● **To be done**:
Return every record below exactly as written, but leave out the pictures.

--- begin Data for processing ---

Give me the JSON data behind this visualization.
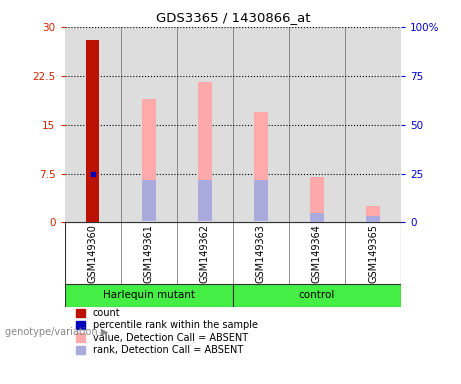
{
  "title": "GDS3365 / 1430866_at",
  "samples": [
    "GSM149360",
    "GSM149361",
    "GSM149362",
    "GSM149363",
    "GSM149364",
    "GSM149365"
  ],
  "count_values": [
    28.0,
    0,
    0,
    0,
    0,
    0
  ],
  "count_color": "#BB1100",
  "percentile_rank_values": [
    7.5,
    0,
    0,
    0,
    0,
    0
  ],
  "percentile_rank_color": "#0000BB",
  "absent_value_top": [
    0,
    19.0,
    21.5,
    17.0,
    7.0,
    2.5
  ],
  "absent_value_bottom": [
    0,
    0.3,
    6.5,
    6.5,
    1.5,
    0.5
  ],
  "absent_value_color": "#FFAAAA",
  "absent_rank_top": [
    0,
    6.5,
    6.5,
    6.5,
    1.5,
    1.0
  ],
  "absent_rank_bottom": [
    0,
    0.3,
    0.3,
    0.3,
    0.0,
    0.0
  ],
  "absent_rank_color": "#AAAADD",
  "ylim_left": [
    0,
    30
  ],
  "ylim_right": [
    0,
    100
  ],
  "yticks_left": [
    0,
    7.5,
    15,
    22.5,
    30
  ],
  "ytick_labels_left": [
    "0",
    "7.5",
    "15",
    "22.5",
    "30"
  ],
  "yticks_right": [
    0,
    25,
    50,
    75,
    100
  ],
  "ytick_labels_right": [
    "0",
    "25",
    "50",
    "75",
    "100%"
  ],
  "left_tick_color": "#CC2200",
  "right_tick_color": "#0000CC",
  "bar_width": 0.25,
  "group_boundaries": [
    0,
    3,
    6
  ],
  "group_labels": [
    "Harlequin mutant",
    "control"
  ],
  "group_color": "#44EE44",
  "genotype_label": "genotype/variation",
  "legend_items": [
    {
      "label": "count",
      "color": "#BB1100"
    },
    {
      "label": "percentile rank within the sample",
      "color": "#0000BB"
    },
    {
      "label": "value, Detection Call = ABSENT",
      "color": "#FFAAAA"
    },
    {
      "label": "rank, Detection Call = ABSENT",
      "color": "#AAAADD"
    }
  ],
  "plot_bg_color": "#DDDDDD",
  "sample_area_bg": "#CCCCCC",
  "figure_bg_color": "#FFFFFF"
}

--- end Data for processing ---

● **Result for this exercise**:
Give me the JSON data behind this visualization.
{
  "title": "GDS3365 / 1430866_at",
  "samples": [
    "GSM149360",
    "GSM149361",
    "GSM149362",
    "GSM149363",
    "GSM149364",
    "GSM149365"
  ],
  "count_values": [
    28.0,
    0,
    0,
    0,
    0,
    0
  ],
  "count_color": "#BB1100",
  "percentile_rank_values": [
    7.5,
    0,
    0,
    0,
    0,
    0
  ],
  "percentile_rank_color": "#0000BB",
  "absent_value_top": [
    0,
    19.0,
    21.5,
    17.0,
    7.0,
    2.5
  ],
  "absent_value_bottom": [
    0,
    0.3,
    6.5,
    6.5,
    1.5,
    0.5
  ],
  "absent_value_color": "#FFAAAA",
  "absent_rank_top": [
    0,
    6.5,
    6.5,
    6.5,
    1.5,
    1.0
  ],
  "absent_rank_bottom": [
    0,
    0.3,
    0.3,
    0.3,
    0.0,
    0.0
  ],
  "absent_rank_color": "#AAAADD",
  "ylim_left": [
    0,
    30
  ],
  "ylim_right": [
    0,
    100
  ],
  "yticks_left": [
    0,
    7.5,
    15,
    22.5,
    30
  ],
  "ytick_labels_left": [
    "0",
    "7.5",
    "15",
    "22.5",
    "30"
  ],
  "yticks_right": [
    0,
    25,
    50,
    75,
    100
  ],
  "ytick_labels_right": [
    "0",
    "25",
    "50",
    "75",
    "100%"
  ],
  "left_tick_color": "#CC2200",
  "right_tick_color": "#0000CC",
  "bar_width": 0.25,
  "group_boundaries": [
    0,
    3,
    6
  ],
  "group_labels": [
    "Harlequin mutant",
    "control"
  ],
  "group_color": "#44EE44",
  "genotype_label": "genotype/variation",
  "legend_items": [
    {
      "label": "count",
      "color": "#BB1100"
    },
    {
      "label": "percentile rank within the sample",
      "color": "#0000BB"
    },
    {
      "label": "value, Detection Call = ABSENT",
      "color": "#FFAAAA"
    },
    {
      "label": "rank, Detection Call = ABSENT",
      "color": "#AAAADD"
    }
  ],
  "plot_bg_color": "#DDDDDD",
  "sample_area_bg": "#CCCCCC",
  "figure_bg_color": "#FFFFFF"
}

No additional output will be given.